### WRITTEN TASK:
Looking through the listing, how many of its lines hold the word "xlabel"? Answer with only the number.

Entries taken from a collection
[start]

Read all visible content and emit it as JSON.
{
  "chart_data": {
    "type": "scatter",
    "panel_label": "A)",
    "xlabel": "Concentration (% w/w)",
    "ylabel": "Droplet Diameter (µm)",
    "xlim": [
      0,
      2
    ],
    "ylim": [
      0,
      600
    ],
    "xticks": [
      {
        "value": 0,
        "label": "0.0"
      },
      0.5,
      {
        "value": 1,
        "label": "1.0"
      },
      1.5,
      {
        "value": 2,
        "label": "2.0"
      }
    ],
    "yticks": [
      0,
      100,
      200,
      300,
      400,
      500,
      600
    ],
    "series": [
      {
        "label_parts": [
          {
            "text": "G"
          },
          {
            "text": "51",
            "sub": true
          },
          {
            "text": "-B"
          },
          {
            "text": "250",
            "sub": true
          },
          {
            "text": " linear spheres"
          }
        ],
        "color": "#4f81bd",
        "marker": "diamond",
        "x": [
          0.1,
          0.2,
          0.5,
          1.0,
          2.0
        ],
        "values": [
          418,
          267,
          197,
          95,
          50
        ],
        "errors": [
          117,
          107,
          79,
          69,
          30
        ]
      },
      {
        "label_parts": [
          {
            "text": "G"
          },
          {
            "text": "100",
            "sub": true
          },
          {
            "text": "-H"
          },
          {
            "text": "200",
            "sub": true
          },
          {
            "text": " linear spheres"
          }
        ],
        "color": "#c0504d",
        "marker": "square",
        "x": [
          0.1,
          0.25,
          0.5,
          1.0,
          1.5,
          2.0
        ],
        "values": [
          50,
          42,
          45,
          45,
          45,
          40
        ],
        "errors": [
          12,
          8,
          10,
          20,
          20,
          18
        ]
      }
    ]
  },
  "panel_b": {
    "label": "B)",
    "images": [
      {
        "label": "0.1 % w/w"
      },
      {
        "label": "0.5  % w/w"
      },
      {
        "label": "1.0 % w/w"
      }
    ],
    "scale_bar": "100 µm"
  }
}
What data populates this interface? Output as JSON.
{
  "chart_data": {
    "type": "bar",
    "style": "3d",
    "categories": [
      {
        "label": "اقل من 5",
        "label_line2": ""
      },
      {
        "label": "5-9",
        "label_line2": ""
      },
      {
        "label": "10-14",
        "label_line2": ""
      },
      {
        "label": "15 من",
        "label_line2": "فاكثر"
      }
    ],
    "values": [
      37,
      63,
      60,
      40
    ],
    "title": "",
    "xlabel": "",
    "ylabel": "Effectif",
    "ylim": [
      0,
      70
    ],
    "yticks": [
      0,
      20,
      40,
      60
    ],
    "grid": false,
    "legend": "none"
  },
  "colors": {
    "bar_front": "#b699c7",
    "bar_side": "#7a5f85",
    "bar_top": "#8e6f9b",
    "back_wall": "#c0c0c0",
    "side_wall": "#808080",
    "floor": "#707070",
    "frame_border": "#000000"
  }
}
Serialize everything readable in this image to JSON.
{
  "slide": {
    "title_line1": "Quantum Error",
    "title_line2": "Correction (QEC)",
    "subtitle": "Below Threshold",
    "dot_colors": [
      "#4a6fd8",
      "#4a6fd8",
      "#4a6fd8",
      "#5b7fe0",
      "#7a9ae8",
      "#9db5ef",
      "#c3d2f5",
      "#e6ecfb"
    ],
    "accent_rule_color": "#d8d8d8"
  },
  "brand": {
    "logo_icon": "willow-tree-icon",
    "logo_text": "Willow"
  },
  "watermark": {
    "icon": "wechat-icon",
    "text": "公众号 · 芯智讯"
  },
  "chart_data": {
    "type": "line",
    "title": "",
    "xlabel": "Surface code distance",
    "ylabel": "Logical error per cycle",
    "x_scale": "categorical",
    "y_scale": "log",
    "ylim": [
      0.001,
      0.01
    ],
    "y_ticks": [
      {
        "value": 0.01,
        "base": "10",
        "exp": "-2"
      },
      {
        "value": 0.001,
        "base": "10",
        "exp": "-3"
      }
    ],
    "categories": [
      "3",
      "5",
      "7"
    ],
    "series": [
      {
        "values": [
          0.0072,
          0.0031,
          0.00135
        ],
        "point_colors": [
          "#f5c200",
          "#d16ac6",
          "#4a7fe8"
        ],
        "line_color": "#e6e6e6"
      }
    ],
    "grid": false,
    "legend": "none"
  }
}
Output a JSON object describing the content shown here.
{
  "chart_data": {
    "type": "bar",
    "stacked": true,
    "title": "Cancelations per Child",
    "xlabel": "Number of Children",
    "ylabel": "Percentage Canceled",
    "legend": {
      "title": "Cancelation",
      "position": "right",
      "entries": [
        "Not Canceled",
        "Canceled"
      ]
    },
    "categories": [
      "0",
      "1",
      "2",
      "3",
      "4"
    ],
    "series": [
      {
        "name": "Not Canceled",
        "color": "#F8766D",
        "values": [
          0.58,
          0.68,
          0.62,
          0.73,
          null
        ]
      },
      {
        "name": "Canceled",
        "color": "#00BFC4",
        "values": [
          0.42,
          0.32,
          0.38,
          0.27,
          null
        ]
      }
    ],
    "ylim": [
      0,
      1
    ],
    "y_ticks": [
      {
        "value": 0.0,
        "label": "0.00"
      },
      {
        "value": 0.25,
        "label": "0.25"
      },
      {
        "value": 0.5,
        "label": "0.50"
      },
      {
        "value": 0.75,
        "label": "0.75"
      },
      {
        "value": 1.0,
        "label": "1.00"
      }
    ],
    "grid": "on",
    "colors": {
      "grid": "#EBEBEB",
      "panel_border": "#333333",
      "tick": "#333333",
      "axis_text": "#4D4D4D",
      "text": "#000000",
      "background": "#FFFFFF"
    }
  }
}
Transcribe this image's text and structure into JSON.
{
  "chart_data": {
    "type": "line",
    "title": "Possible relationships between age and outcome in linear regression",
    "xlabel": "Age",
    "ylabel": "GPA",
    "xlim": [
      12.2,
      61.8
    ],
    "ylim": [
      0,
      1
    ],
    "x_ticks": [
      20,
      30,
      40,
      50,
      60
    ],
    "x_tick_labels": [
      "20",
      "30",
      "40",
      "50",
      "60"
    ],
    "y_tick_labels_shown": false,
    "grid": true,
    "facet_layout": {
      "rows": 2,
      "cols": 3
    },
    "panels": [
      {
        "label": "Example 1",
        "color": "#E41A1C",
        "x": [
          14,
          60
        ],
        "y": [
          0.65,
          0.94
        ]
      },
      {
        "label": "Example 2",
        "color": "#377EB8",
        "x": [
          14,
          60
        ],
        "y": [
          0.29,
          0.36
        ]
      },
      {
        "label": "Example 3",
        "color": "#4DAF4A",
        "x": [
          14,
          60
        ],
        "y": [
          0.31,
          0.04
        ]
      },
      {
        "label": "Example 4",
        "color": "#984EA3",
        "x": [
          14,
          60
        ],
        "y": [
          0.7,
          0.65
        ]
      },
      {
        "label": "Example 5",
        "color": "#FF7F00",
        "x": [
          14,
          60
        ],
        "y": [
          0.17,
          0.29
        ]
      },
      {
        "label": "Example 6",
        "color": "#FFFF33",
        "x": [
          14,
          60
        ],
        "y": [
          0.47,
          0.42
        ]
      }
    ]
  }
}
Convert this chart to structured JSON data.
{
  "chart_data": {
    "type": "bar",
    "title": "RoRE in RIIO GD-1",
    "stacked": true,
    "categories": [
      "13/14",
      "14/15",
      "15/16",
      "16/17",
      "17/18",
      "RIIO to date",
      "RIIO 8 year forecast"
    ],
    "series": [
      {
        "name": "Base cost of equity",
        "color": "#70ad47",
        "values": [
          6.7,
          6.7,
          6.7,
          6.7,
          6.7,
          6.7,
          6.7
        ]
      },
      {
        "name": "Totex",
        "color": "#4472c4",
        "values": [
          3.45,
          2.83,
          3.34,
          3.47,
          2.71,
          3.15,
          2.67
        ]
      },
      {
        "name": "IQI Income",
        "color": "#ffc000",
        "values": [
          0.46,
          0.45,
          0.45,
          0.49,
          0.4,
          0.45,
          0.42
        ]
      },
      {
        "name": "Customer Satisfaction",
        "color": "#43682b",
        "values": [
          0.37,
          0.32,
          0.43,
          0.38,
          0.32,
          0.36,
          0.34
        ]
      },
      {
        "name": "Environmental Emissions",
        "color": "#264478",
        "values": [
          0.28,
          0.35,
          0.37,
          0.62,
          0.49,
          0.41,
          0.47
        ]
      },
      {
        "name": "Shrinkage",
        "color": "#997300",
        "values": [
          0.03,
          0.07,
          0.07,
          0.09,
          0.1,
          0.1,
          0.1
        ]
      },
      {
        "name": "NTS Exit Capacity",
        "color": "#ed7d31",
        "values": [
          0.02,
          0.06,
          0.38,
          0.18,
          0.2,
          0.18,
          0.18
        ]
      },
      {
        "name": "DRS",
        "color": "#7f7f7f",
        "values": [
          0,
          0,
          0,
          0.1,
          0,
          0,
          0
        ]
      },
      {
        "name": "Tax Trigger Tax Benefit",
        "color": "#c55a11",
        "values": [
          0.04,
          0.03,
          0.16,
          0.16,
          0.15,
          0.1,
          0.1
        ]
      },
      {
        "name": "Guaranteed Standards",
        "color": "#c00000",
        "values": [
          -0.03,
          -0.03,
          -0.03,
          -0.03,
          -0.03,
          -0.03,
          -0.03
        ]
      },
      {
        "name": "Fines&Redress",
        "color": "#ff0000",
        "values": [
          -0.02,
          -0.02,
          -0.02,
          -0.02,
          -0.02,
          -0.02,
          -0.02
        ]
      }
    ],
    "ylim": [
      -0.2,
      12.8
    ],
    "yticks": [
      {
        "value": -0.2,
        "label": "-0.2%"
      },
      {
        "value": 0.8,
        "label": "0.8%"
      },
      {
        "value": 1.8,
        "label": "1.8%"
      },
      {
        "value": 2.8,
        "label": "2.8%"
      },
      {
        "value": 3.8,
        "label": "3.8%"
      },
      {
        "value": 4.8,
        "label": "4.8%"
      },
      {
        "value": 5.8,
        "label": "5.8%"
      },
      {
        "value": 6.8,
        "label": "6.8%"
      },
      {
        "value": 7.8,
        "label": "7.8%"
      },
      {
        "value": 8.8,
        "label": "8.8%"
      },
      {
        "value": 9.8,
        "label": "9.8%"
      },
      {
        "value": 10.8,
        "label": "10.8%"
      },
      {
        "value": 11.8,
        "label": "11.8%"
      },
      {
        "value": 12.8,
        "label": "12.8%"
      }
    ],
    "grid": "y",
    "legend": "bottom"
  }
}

[end]

### RIGHT ANSWER:
5